Exercise aim
The records should be repeated word for word, pictures excluded.

Exercise input

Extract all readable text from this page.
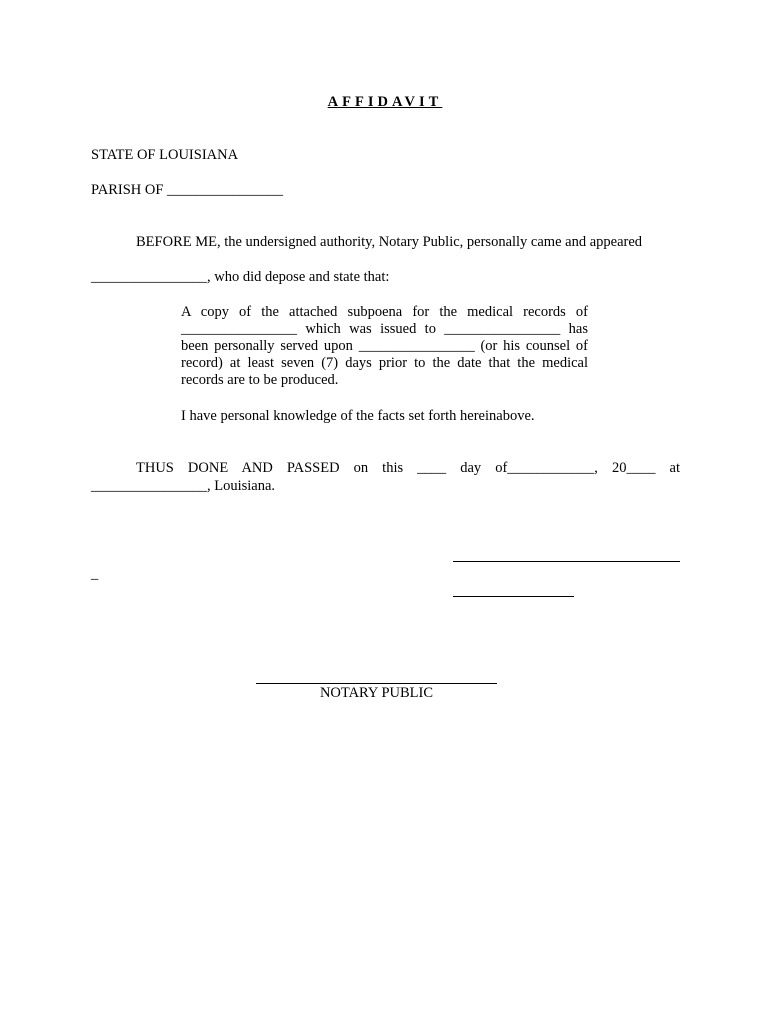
AFFIDAVIT
STATE OF LOUISIANA
PARISH OF ________________
BEFORE ME, the undersigned authority, Notary Public, personally came and appeared
________________, who did depose and state that:
A copy of the attached subpoena for the medical records of
________________ which was issued to ________________ has
been personally served upon ________________ (or his counsel of
record) at least seven (7) days prior to the date that the medical
records are to be produced.
I have personal knowledge of the facts set forth hereinabove.
THUS DONE AND PASSED on this ____ day of____________, 20____ at
________________, Louisiana.
_
NOTARY PUBLIC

Output of the exercise
Extract all readable text from this page.
AFFIDAVIT
STATE OF LOUISIANA
PARISH OF ________________
BEFORE ME, the undersigned authority, Notary Public, personally came and appeared
________________, who did depose and state that:
A copy of the attached subpoena for the medical records of
________________ which was issued to ________________ has
been personally served upon ________________ (or his counsel of
record) at least seven (7) days prior to the date that the medical
records are to be produced.
I have personal knowledge of the facts set forth hereinabove.
THUS DONE AND PASSED on this ____ day of____________, 20____ at
________________, Louisiana.
_
NOTARY PUBLIC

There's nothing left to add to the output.